What needs to be done — Which lines hold the word "color"? Copy each of them.

Input records —
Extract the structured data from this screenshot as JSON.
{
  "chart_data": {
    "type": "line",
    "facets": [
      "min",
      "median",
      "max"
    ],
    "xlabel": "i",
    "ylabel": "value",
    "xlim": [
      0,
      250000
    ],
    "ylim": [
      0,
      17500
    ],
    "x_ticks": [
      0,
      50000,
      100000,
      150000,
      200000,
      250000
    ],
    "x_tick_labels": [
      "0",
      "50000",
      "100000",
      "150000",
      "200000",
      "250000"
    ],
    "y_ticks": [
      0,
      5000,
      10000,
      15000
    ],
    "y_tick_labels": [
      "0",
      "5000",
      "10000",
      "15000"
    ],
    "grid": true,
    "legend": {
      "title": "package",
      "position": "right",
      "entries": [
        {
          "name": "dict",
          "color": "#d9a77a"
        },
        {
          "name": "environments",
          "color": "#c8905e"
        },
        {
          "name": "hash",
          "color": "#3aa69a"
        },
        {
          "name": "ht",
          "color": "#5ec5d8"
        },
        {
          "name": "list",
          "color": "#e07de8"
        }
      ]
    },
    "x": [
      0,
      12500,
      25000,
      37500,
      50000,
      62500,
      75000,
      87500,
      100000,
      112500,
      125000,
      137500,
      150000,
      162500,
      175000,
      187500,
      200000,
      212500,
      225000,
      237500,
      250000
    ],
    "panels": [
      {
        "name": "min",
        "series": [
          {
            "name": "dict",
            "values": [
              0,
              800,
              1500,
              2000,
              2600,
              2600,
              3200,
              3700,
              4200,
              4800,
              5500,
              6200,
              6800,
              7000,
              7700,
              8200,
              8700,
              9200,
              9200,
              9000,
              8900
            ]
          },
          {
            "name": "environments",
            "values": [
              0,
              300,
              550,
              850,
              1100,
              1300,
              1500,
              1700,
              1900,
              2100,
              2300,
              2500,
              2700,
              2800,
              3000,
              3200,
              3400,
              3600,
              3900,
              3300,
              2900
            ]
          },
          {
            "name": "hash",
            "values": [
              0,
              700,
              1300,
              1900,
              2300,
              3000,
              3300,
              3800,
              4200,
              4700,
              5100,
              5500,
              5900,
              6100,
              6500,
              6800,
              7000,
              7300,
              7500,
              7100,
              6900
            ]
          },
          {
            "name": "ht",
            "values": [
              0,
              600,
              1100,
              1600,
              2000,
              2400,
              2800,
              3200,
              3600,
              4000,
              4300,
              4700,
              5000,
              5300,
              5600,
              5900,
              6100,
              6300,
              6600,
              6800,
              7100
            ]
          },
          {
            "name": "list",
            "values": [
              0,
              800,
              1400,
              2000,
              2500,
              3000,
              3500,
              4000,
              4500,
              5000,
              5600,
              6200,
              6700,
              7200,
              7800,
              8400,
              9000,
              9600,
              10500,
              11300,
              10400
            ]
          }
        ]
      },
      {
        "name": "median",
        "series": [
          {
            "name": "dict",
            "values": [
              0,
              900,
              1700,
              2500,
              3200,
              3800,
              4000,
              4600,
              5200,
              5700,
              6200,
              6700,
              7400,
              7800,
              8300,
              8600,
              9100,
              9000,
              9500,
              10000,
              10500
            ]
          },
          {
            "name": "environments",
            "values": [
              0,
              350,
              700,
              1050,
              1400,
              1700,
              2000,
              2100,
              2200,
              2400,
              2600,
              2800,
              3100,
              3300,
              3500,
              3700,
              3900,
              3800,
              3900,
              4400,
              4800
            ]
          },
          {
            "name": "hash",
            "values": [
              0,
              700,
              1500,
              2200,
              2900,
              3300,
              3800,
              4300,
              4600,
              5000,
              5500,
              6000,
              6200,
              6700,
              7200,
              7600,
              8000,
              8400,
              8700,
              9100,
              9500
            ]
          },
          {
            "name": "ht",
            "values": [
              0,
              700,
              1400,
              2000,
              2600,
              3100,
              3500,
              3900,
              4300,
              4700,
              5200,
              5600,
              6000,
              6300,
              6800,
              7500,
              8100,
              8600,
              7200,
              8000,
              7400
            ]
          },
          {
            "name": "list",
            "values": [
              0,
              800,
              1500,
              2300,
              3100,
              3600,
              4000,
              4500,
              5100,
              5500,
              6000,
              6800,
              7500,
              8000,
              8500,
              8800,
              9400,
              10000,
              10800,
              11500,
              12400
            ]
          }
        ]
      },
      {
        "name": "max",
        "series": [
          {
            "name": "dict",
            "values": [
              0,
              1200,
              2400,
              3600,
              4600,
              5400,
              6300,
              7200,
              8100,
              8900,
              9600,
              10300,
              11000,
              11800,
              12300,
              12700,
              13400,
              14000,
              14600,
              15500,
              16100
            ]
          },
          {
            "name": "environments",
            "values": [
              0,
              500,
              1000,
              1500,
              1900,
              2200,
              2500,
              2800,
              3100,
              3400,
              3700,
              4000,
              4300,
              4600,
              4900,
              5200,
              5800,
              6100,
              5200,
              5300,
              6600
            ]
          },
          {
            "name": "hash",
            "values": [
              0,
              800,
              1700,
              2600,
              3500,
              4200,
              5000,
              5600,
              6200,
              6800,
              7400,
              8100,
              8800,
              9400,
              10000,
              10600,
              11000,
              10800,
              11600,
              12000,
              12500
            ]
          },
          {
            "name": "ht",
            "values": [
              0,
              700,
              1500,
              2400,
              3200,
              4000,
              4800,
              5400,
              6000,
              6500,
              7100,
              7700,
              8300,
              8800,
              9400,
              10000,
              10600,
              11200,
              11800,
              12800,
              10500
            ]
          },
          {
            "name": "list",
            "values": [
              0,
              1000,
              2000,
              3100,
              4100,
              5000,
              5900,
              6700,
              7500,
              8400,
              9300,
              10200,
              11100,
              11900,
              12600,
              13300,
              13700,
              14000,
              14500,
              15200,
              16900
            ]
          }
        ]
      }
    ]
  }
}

Reply to the exercise —
          "color": "#d9a77a"
          "color": "#c8905e"
          "color": "#3aa69a"
          "color": "#5ec5d8"
          "color": "#e07de8"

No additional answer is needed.